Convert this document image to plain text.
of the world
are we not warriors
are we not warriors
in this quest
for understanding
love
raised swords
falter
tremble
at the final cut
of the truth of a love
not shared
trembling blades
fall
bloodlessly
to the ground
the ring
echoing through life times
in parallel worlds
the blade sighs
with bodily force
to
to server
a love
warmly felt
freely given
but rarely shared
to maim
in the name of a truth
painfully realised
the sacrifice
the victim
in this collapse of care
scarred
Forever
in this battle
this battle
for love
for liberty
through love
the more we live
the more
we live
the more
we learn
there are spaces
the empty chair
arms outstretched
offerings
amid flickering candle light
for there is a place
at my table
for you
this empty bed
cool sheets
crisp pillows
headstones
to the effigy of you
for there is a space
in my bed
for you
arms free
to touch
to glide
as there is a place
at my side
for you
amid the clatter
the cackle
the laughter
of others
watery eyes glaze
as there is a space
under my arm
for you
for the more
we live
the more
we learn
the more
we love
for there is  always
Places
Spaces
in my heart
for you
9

◆ ◆ ◆

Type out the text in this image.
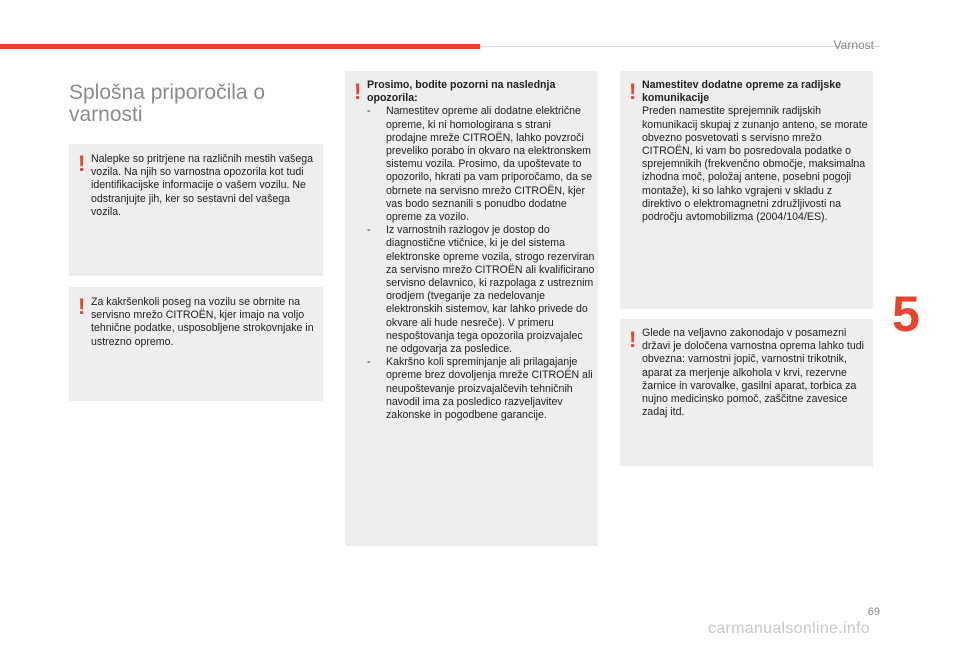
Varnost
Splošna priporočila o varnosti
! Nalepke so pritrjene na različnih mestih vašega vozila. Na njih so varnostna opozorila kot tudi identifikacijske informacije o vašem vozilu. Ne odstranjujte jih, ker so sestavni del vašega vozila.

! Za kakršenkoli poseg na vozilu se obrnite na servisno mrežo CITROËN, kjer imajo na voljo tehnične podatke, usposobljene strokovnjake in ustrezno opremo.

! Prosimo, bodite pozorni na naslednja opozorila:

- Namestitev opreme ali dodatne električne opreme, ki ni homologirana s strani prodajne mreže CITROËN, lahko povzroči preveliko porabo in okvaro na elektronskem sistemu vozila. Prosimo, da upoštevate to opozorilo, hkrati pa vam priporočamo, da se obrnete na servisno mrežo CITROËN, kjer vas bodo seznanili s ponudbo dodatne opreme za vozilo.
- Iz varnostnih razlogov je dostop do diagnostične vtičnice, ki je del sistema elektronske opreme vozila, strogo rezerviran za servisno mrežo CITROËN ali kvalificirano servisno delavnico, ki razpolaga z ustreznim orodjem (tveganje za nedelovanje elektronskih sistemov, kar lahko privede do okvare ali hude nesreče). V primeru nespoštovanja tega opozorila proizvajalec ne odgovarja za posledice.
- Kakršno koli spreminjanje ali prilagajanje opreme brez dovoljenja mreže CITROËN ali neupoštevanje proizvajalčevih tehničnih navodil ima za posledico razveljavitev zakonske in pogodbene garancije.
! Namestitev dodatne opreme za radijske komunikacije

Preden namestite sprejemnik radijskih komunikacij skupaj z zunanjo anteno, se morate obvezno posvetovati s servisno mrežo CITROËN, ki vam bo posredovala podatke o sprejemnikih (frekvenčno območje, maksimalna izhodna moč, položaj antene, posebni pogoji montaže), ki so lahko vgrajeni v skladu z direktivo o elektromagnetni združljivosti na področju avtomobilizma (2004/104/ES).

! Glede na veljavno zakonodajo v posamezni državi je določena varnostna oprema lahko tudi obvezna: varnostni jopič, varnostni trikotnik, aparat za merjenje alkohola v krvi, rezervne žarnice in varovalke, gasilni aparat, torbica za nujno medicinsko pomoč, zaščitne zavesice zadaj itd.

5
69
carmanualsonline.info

◆ ◆ ◆

SET TASK: Go through the records and show every line with the string "text" in it.

TASK ANSWER:
Convert this document image to plain text.
Type out the text in this image.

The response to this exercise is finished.